-- start Supplied data --
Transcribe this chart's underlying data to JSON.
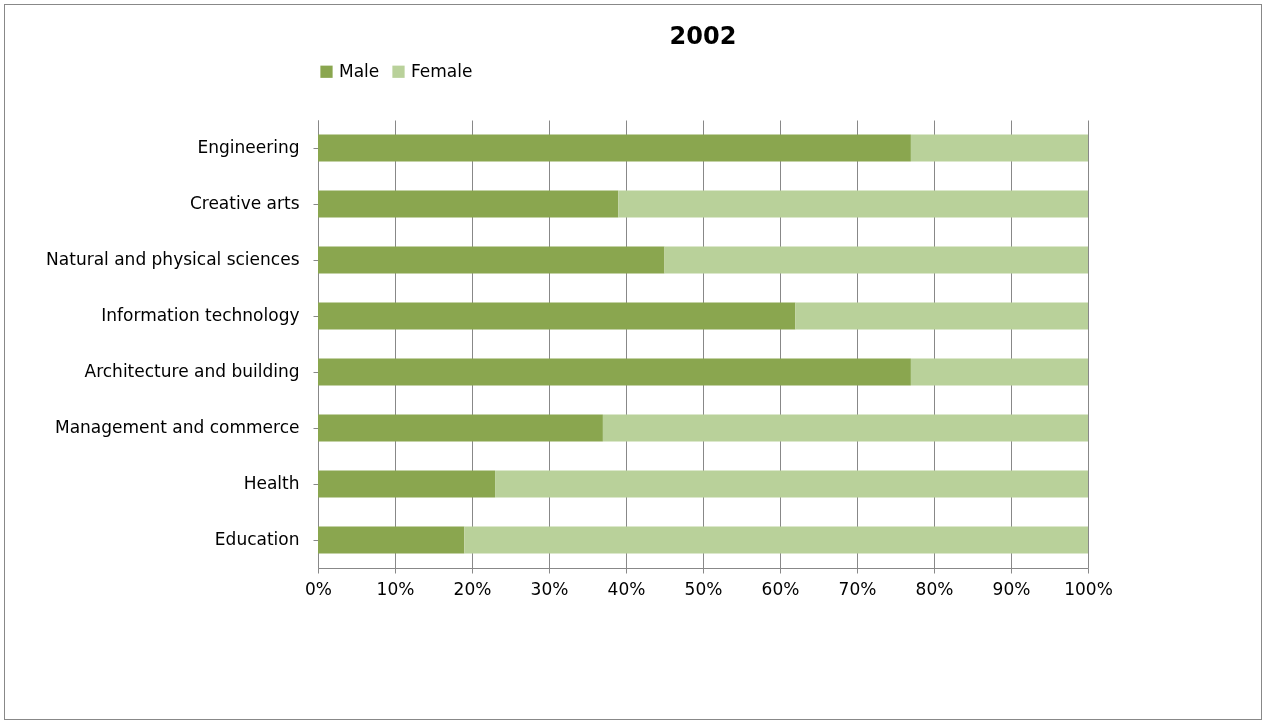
{
  "chart_data": {
    "type": "bar",
    "orientation": "horizontal",
    "stacked": true,
    "title": "2002",
    "categories": [
      "Engineering",
      "Creative arts",
      "Natural and physical sciences",
      "Information technology",
      "Architecture and building",
      "Management and commerce",
      "Health",
      "Education"
    ],
    "series": [
      {
        "name": "Male",
        "color": "#8aa64f",
        "values": [
          77,
          39,
          45,
          62,
          77,
          37,
          23,
          19
        ]
      },
      {
        "name": "Female",
        "color": "#b9d19a",
        "values": [
          23,
          61,
          55,
          38,
          23,
          63,
          77,
          81
        ]
      }
    ],
    "xlim": [
      0,
      100
    ],
    "xticks": [
      {
        "value": 0,
        "label": "0%"
      },
      {
        "value": 10,
        "label": "10%"
      },
      {
        "value": 20,
        "label": "20%"
      },
      {
        "value": 30,
        "label": "30%"
      },
      {
        "value": 40,
        "label": "40%"
      },
      {
        "value": 50,
        "label": "50%"
      },
      {
        "value": 60,
        "label": "60%"
      },
      {
        "value": 70,
        "label": "70%"
      },
      {
        "value": 80,
        "label": "80%"
      },
      {
        "value": 90,
        "label": "90%"
      },
      {
        "value": 100,
        "label": "100%"
      }
    ],
    "grid": "x",
    "legend": "top"
  }
}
-- end Supplied data --
Given task:
Keep the pictures out of your copy, and repeat every entry above exactly.

Response to this task:
Transcribe this chart's underlying data to JSON.
{
  "chart_data": {
    "type": "bar",
    "orientation": "horizontal",
    "stacked": true,
    "title": "2002",
    "categories": [
      "Engineering",
      "Creative arts",
      "Natural and physical sciences",
      "Information technology",
      "Architecture and building",
      "Management and commerce",
      "Health",
      "Education"
    ],
    "series": [
      {
        "name": "Male",
        "color": "#8aa64f",
        "values": [
          77,
          39,
          45,
          62,
          77,
          37,
          23,
          19
        ]
      },
      {
        "name": "Female",
        "color": "#b9d19a",
        "values": [
          23,
          61,
          55,
          38,
          23,
          63,
          77,
          81
        ]
      }
    ],
    "xlim": [
      0,
      100
    ],
    "xticks": [
      {
        "value": 0,
        "label": "0%"
      },
      {
        "value": 10,
        "label": "10%"
      },
      {
        "value": 20,
        "label": "20%"
      },
      {
        "value": 30,
        "label": "30%"
      },
      {
        "value": 40,
        "label": "40%"
      },
      {
        "value": 50,
        "label": "50%"
      },
      {
        "value": 60,
        "label": "60%"
      },
      {
        "value": 70,
        "label": "70%"
      },
      {
        "value": 80,
        "label": "80%"
      },
      {
        "value": 90,
        "label": "90%"
      },
      {
        "value": 100,
        "label": "100%"
      }
    ],
    "grid": "x",
    "legend": "top"
  }
}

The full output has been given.